*Data supplied*:
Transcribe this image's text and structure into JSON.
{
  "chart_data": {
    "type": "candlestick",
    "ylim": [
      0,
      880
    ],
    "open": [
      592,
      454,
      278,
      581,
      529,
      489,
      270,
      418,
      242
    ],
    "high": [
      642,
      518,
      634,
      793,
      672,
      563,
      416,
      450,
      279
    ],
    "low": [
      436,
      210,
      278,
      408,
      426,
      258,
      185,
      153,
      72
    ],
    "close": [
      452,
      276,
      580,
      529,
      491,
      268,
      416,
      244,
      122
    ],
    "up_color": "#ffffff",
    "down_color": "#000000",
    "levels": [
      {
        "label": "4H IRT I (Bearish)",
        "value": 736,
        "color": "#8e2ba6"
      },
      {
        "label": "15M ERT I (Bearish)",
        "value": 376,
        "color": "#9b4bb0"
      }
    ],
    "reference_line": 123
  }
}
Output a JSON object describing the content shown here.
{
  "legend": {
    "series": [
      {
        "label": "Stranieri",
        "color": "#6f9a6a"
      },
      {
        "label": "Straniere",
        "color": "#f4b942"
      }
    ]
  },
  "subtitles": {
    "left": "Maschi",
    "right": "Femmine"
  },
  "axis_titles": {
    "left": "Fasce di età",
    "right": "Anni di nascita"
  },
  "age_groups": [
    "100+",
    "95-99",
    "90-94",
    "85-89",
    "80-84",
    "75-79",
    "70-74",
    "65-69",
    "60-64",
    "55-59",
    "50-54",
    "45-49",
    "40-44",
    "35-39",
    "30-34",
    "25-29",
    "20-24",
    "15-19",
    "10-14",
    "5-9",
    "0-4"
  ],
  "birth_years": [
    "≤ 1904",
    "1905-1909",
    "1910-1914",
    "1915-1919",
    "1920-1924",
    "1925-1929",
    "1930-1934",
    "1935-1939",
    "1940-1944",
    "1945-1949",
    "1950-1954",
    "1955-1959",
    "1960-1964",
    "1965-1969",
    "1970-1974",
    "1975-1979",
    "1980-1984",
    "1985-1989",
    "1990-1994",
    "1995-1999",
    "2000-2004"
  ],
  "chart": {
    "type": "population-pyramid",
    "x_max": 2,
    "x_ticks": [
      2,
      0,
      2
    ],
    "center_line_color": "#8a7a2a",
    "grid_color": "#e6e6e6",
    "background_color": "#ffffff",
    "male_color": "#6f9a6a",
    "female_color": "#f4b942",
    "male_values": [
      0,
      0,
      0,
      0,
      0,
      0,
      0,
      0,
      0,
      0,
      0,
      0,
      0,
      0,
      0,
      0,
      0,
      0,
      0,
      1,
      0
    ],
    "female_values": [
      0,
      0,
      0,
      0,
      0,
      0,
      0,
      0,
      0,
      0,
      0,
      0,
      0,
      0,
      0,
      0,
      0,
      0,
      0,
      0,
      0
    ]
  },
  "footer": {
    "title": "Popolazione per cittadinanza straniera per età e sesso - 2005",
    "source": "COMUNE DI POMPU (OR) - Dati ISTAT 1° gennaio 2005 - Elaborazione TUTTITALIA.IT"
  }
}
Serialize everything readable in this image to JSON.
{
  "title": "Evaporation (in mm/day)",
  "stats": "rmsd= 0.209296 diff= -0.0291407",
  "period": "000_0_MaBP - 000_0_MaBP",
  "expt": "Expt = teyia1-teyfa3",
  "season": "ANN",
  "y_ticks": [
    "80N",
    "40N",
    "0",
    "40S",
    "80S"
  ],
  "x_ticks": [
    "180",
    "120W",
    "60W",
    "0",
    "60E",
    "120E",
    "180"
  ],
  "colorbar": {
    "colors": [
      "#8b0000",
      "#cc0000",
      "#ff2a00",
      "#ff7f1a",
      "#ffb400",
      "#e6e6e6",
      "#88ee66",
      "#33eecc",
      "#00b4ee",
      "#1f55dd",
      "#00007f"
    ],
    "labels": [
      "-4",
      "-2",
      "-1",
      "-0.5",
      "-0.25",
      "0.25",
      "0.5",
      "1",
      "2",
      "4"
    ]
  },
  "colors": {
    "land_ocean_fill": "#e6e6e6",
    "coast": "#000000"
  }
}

*Objective*: The records above must be repeated exactly, every one of them.

*The result*:
Transcribe this image's text and structure into JSON.
{
  "chart_data": {
    "type": "candlestick",
    "ylim": [
      0,
      880
    ],
    "open": [
      592,
      454,
      278,
      581,
      529,
      489,
      270,
      418,
      242
    ],
    "high": [
      642,
      518,
      634,
      793,
      672,
      563,
      416,
      450,
      279
    ],
    "low": [
      436,
      210,
      278,
      408,
      426,
      258,
      185,
      153,
      72
    ],
    "close": [
      452,
      276,
      580,
      529,
      491,
      268,
      416,
      244,
      122
    ],
    "up_color": "#ffffff",
    "down_color": "#000000",
    "levels": [
      {
        "label": "4H IRT I (Bearish)",
        "value": 736,
        "color": "#8e2ba6"
      },
      {
        "label": "15M ERT I (Bearish)",
        "value": 376,
        "color": "#9b4bb0"
      }
    ],
    "reference_line": 123
  }
}
Output a JSON object describing the content shown here.
{
  "legend": {
    "series": [
      {
        "label": "Stranieri",
        "color": "#6f9a6a"
      },
      {
        "label": "Straniere",
        "color": "#f4b942"
      }
    ]
  },
  "subtitles": {
    "left": "Maschi",
    "right": "Femmine"
  },
  "axis_titles": {
    "left": "Fasce di età",
    "right": "Anni di nascita"
  },
  "age_groups": [
    "100+",
    "95-99",
    "90-94",
    "85-89",
    "80-84",
    "75-79",
    "70-74",
    "65-69",
    "60-64",
    "55-59",
    "50-54",
    "45-49",
    "40-44",
    "35-39",
    "30-34",
    "25-29",
    "20-24",
    "15-19",
    "10-14",
    "5-9",
    "0-4"
  ],
  "birth_years": [
    "≤ 1904",
    "1905-1909",
    "1910-1914",
    "1915-1919",
    "1920-1924",
    "1925-1929",
    "1930-1934",
    "1935-1939",
    "1940-1944",
    "1945-1949",
    "1950-1954",
    "1955-1959",
    "1960-1964",
    "1965-1969",
    "1970-1974",
    "1975-1979",
    "1980-1984",
    "1985-1989",
    "1990-1994",
    "1995-1999",
    "2000-2004"
  ],
  "chart": {
    "type": "population-pyramid",
    "x_max": 2,
    "x_ticks": [
      2,
      0,
      2
    ],
    "center_line_color": "#8a7a2a",
    "grid_color": "#e6e6e6",
    "background_color": "#ffffff",
    "male_color": "#6f9a6a",
    "female_color": "#f4b942",
    "male_values": [
      0,
      0,
      0,
      0,
      0,
      0,
      0,
      0,
      0,
      0,
      0,
      0,
      0,
      0,
      0,
      0,
      0,
      0,
      0,
      1,
      0
    ],
    "female_values": [
      0,
      0,
      0,
      0,
      0,
      0,
      0,
      0,
      0,
      0,
      0,
      0,
      0,
      0,
      0,
      0,
      0,
      0,
      0,
      0,
      0
    ]
  },
  "footer": {
    "title": "Popolazione per cittadinanza straniera per età e sesso - 2005",
    "source": "COMUNE DI POMPU (OR) - Dati ISTAT 1° gennaio 2005 - Elaborazione TUTTITALIA.IT"
  }
}
Serialize everything readable in this image to JSON.
{
  "title": "Evaporation (in mm/day)",
  "stats": "rmsd= 0.209296 diff= -0.0291407",
  "period": "000_0_MaBP - 000_0_MaBP",
  "expt": "Expt = teyia1-teyfa3",
  "season": "ANN",
  "y_ticks": [
    "80N",
    "40N",
    "0",
    "40S",
    "80S"
  ],
  "x_ticks": [
    "180",
    "120W",
    "60W",
    "0",
    "60E",
    "120E",
    "180"
  ],
  "colorbar": {
    "colors": [
      "#8b0000",
      "#cc0000",
      "#ff2a00",
      "#ff7f1a",
      "#ffb400",
      "#e6e6e6",
      "#88ee66",
      "#33eecc",
      "#00b4ee",
      "#1f55dd",
      "#00007f"
    ],
    "labels": [
      "-4",
      "-2",
      "-1",
      "-0.5",
      "-0.25",
      "0.25",
      "0.5",
      "1",
      "2",
      "4"
    ]
  },
  "colors": {
    "land_ocean_fill": "#e6e6e6",
    "coast": "#000000"
  }
}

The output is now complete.